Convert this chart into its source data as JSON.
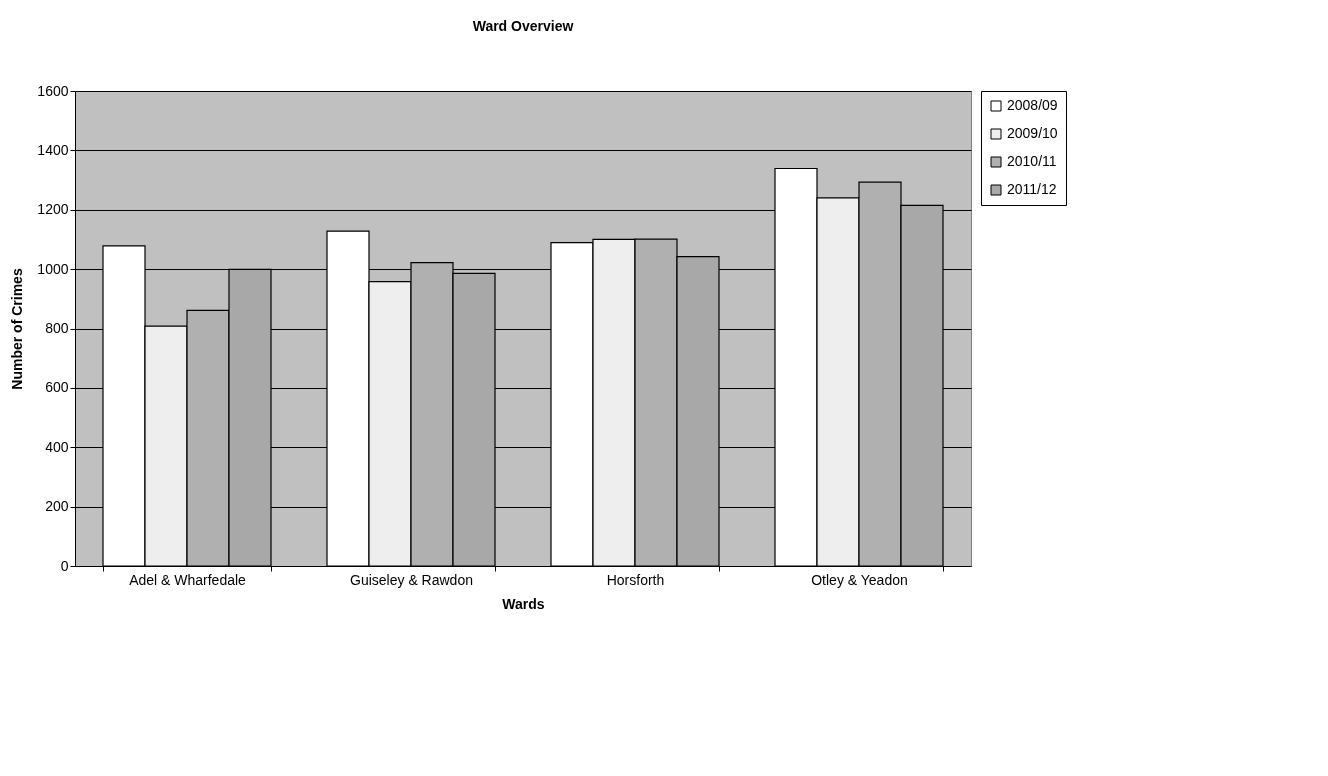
{
  "chart_data": {
    "type": "bar",
    "title": "Ward Overview",
    "xlabel": "Wards",
    "ylabel": "Number of Crimes",
    "categories": [
      "Adel & Wharfedale",
      "Guiseley & Rawdon",
      "Horsforth",
      "Otley & Yeadon"
    ],
    "series": [
      {
        "name": "2008/09",
        "color": "#ffffff",
        "values": [
          1078,
          1128,
          1089,
          1339
        ]
      },
      {
        "name": "2009/10",
        "color": "#eeeeee",
        "values": [
          808,
          958,
          1100,
          1240
        ]
      },
      {
        "name": "2010/11",
        "color": "#b0b0b0",
        "values": [
          861,
          1022,
          1101,
          1293
        ]
      },
      {
        "name": "2011/12",
        "color": "#a8a8a8",
        "values": [
          999,
          986,
          1042,
          1215
        ]
      }
    ],
    "ylim": [
      0,
      1600
    ],
    "yticks": [
      0,
      200,
      400,
      600,
      800,
      1000,
      1200,
      1400,
      1600
    ],
    "grid": "y",
    "legend": "right"
  }
}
*-*-*
» Exercise: Your copy should match the entries exactly, minus the pictures.

» Exercise answer:
Convert this chart into its source data as JSON.
{
  "chart_data": {
    "type": "bar",
    "title": "Ward Overview",
    "xlabel": "Wards",
    "ylabel": "Number of Crimes",
    "categories": [
      "Adel & Wharfedale",
      "Guiseley & Rawdon",
      "Horsforth",
      "Otley & Yeadon"
    ],
    "series": [
      {
        "name": "2008/09",
        "color": "#ffffff",
        "values": [
          1078,
          1128,
          1089,
          1339
        ]
      },
      {
        "name": "2009/10",
        "color": "#eeeeee",
        "values": [
          808,
          958,
          1100,
          1240
        ]
      },
      {
        "name": "2010/11",
        "color": "#b0b0b0",
        "values": [
          861,
          1022,
          1101,
          1293
        ]
      },
      {
        "name": "2011/12",
        "color": "#a8a8a8",
        "values": [
          999,
          986,
          1042,
          1215
        ]
      }
    ],
    "ylim": [
      0,
      1600
    ],
    "yticks": [
      0,
      200,
      400,
      600,
      800,
      1000,
      1200,
      1400,
      1600
    ],
    "grid": "y",
    "legend": "right"
  }
}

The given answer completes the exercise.